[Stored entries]
— Start —

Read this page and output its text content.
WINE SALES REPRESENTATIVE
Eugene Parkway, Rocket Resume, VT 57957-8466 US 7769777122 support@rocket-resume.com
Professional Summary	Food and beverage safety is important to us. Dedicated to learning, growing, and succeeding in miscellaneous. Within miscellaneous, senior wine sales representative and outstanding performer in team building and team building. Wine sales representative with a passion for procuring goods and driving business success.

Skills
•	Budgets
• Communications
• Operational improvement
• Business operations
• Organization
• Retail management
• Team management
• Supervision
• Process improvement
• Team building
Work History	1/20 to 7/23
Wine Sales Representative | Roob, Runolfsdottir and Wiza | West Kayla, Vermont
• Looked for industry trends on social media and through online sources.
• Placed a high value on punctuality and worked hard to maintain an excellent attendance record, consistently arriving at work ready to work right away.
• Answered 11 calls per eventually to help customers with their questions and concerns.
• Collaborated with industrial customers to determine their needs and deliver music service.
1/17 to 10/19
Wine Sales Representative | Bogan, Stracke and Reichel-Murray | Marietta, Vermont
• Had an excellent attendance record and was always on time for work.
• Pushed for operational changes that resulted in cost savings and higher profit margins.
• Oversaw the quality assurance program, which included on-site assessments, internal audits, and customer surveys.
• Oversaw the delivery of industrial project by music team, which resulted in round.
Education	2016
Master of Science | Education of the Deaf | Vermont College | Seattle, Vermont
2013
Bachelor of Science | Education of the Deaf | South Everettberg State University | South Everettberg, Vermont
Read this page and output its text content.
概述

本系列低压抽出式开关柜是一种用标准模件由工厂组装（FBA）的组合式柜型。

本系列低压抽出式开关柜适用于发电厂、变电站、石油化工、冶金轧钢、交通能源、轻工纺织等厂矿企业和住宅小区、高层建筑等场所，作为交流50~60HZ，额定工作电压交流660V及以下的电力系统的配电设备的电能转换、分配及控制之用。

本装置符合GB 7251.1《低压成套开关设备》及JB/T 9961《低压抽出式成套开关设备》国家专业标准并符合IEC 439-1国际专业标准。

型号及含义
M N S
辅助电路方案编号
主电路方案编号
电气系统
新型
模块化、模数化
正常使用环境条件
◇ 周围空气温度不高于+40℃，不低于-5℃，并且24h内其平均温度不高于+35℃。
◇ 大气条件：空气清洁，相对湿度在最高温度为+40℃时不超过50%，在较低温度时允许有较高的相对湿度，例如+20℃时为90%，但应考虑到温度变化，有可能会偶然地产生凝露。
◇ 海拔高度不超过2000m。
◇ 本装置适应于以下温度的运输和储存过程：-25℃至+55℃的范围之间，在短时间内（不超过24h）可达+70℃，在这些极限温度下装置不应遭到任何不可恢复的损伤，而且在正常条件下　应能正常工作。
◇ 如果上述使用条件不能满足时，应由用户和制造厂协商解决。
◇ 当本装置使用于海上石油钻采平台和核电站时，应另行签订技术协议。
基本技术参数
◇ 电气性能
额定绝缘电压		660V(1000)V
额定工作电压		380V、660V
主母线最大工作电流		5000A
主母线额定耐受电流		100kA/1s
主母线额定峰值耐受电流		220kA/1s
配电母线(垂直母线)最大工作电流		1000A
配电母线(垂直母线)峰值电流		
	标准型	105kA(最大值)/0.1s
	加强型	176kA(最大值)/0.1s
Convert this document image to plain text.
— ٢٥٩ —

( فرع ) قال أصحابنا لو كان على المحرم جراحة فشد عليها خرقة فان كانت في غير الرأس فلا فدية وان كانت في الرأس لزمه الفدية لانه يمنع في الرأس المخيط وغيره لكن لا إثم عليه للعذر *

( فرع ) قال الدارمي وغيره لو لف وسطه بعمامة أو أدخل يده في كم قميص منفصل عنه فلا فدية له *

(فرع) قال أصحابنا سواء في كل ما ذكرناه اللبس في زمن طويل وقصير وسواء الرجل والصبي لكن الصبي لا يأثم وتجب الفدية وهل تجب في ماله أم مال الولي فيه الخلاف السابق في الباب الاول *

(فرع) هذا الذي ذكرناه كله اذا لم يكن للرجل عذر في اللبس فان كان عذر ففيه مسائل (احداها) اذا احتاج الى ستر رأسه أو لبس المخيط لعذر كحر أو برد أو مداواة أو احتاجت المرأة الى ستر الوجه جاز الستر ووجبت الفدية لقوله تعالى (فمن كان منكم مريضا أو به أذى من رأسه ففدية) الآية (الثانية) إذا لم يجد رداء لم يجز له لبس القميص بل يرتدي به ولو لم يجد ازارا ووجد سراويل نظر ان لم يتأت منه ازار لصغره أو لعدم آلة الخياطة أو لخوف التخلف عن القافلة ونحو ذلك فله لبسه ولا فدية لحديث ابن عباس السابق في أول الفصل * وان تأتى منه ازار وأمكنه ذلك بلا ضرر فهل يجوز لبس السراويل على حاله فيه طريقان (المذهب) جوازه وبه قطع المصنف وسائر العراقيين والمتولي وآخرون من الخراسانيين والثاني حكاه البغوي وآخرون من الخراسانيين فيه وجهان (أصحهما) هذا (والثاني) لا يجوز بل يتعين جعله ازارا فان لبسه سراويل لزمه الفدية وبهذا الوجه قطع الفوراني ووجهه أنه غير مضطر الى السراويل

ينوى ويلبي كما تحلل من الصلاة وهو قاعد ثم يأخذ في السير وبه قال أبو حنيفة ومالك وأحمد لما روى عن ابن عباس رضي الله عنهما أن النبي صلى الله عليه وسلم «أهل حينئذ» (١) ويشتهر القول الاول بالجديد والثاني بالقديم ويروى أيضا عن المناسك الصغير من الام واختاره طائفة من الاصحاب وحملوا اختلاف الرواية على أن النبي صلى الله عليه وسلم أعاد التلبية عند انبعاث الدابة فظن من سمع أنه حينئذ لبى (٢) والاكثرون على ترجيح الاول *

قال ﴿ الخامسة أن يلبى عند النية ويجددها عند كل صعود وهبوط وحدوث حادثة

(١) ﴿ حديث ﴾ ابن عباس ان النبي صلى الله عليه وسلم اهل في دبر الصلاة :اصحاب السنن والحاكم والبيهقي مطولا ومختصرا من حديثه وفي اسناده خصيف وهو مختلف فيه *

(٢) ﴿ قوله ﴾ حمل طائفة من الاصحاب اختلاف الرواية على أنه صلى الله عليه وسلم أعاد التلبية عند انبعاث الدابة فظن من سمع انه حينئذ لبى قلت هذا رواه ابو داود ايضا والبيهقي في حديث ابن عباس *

— End —

[THE REQUEST] Each line of the material above needs to be quoted exactly, please.

[ANSWER]
Read this page and output its text content.
WINE SALES REPRESENTATIVE
Eugene Parkway, Rocket Resume, VT 57957-8466 US 7769777122 support@rocket-resume.com
Professional Summary	Food and beverage safety is important to us. Dedicated to learning, growing, and succeeding in miscellaneous. Within miscellaneous, senior wine sales representative and outstanding performer in team building and team building. Wine sales representative with a passion for procuring goods and driving business success.

Skills
•	Budgets
• Communications
• Operational improvement
• Business operations
• Organization
• Retail management
• Team management
• Supervision
• Process improvement
• Team building
Work History	1/20 to 7/23
Wine Sales Representative | Roob, Runolfsdottir and Wiza | West Kayla, Vermont
• Looked for industry trends on social media and through online sources.
• Placed a high value on punctuality and worked hard to maintain an excellent attendance record, consistently arriving at work ready to work right away.
• Answered 11 calls per eventually to help customers with their questions and concerns.
• Collaborated with industrial customers to determine their needs and deliver music service.
1/17 to 10/19
Wine Sales Representative | Bogan, Stracke and Reichel-Murray | Marietta, Vermont
• Had an excellent attendance record and was always on time for work.
• Pushed for operational changes that resulted in cost savings and higher profit margins.
• Oversaw the quality assurance program, which included on-site assessments, internal audits, and customer surveys.
• Oversaw the delivery of industrial project by music team, which resulted in round.
Education	2016
Master of Science | Education of the Deaf | Vermont College | Seattle, Vermont
2013
Bachelor of Science | Education of the Deaf | South Everettberg State University | South Everettberg, Vermont
Read this page and output its text content.
概述

本系列低压抽出式开关柜是一种用标准模件由工厂组装（FBA）的组合式柜型。

本系列低压抽出式开关柜适用于发电厂、变电站、石油化工、冶金轧钢、交通能源、轻工纺织等厂矿企业和住宅小区、高层建筑等场所，作为交流50~60HZ，额定工作电压交流660V及以下的电力系统的配电设备的电能转换、分配及控制之用。

本装置符合GB 7251.1《低压成套开关设备》及JB/T 9961《低压抽出式成套开关设备》国家专业标准并符合IEC 439-1国际专业标准。

型号及含义
M N S
辅助电路方案编号
主电路方案编号
电气系统
新型
模块化、模数化
正常使用环境条件
◇ 周围空气温度不高于+40℃，不低于-5℃，并且24h内其平均温度不高于+35℃。
◇ 大气条件：空气清洁，相对湿度在最高温度为+40℃时不超过50%，在较低温度时允许有较高的相对湿度，例如+20℃时为90%，但应考虑到温度变化，有可能会偶然地产生凝露。
◇ 海拔高度不超过2000m。
◇ 本装置适应于以下温度的运输和储存过程：-25℃至+55℃的范围之间，在短时间内（不超过24h）可达+70℃，在这些极限温度下装置不应遭到任何不可恢复的损伤，而且在正常条件下　应能正常工作。
◇ 如果上述使用条件不能满足时，应由用户和制造厂协商解决。
◇ 当本装置使用于海上石油钻采平台和核电站时，应另行签订技术协议。
基本技术参数
◇ 电气性能
额定绝缘电压		660V(1000)V
额定工作电压		380V、660V
主母线最大工作电流		5000A
主母线额定耐受电流		100kA/1s
主母线额定峰值耐受电流		220kA/1s
配电母线(垂直母线)最大工作电流		1000A
配电母线(垂直母线)峰值电流		
	标准型	105kA(最大值)/0.1s
	加强型	176kA(最大值)/0.1s
Convert this document image to plain text.
— ٢٥٩ —

( فرع ) قال أصحابنا لو كان على المحرم جراحة فشد عليها خرقة فان كانت في غير الرأس فلا فدية وان كانت في الرأس لزمه الفدية لانه يمنع في الرأس المخيط وغيره لكن لا إثم عليه للعذر *

( فرع ) قال الدارمي وغيره لو لف وسطه بعمامة أو أدخل يده في كم قميص منفصل عنه فلا فدية له *

(فرع) قال أصحابنا سواء في كل ما ذكرناه اللبس في زمن طويل وقصير وسواء الرجل والصبي لكن الصبي لا يأثم وتجب الفدية وهل تجب في ماله أم مال الولي فيه الخلاف السابق في الباب الاول *

(فرع) هذا الذي ذكرناه كله اذا لم يكن للرجل عذر في اللبس فان كان عذر ففيه مسائل (احداها) اذا احتاج الى ستر رأسه أو لبس المخيط لعذر كحر أو برد أو مداواة أو احتاجت المرأة الى ستر الوجه جاز الستر ووجبت الفدية لقوله تعالى (فمن كان منكم مريضا أو به أذى من رأسه ففدية) الآية (الثانية) إذا لم يجد رداء لم يجز له لبس القميص بل يرتدي به ولو لم يجد ازارا ووجد سراويل نظر ان لم يتأت منه ازار لصغره أو لعدم آلة الخياطة أو لخوف التخلف عن القافلة ونحو ذلك فله لبسه ولا فدية لحديث ابن عباس السابق في أول الفصل * وان تأتى منه ازار وأمكنه ذلك بلا ضرر فهل يجوز لبس السراويل على حاله فيه طريقان (المذهب) جوازه وبه قطع المصنف وسائر العراقيين والمتولي وآخرون من الخراسانيين والثاني حكاه البغوي وآخرون من الخراسانيين فيه وجهان (أصحهما) هذا (والثاني) لا يجوز بل يتعين جعله ازارا فان لبسه سراويل لزمه الفدية وبهذا الوجه قطع الفوراني ووجهه أنه غير مضطر الى السراويل

ينوى ويلبي كما تحلل من الصلاة وهو قاعد ثم يأخذ في السير وبه قال أبو حنيفة ومالك وأحمد لما روى عن ابن عباس رضي الله عنهما أن النبي صلى الله عليه وسلم «أهل حينئذ» (١) ويشتهر القول الاول بالجديد والثاني بالقديم ويروى أيضا عن المناسك الصغير من الام واختاره طائفة من الاصحاب وحملوا اختلاف الرواية على أن النبي صلى الله عليه وسلم أعاد التلبية عند انبعاث الدابة فظن من سمع أنه حينئذ لبى (٢) والاكثرون على ترجيح الاول *

قال ﴿ الخامسة أن يلبى عند النية ويجددها عند كل صعود وهبوط وحدوث حادثة

(١) ﴿ حديث ﴾ ابن عباس ان النبي صلى الله عليه وسلم اهل في دبر الصلاة :اصحاب السنن والحاكم والبيهقي مطولا ومختصرا من حديثه وفي اسناده خصيف وهو مختلف فيه *

(٢) ﴿ قوله ﴾ حمل طائفة من الاصحاب اختلاف الرواية على أنه صلى الله عليه وسلم أعاد التلبية عند انبعاث الدابة فظن من سمع انه حينئذ لبى قلت هذا رواه ابو داود ايضا والبيهقي في حديث ابن عباس *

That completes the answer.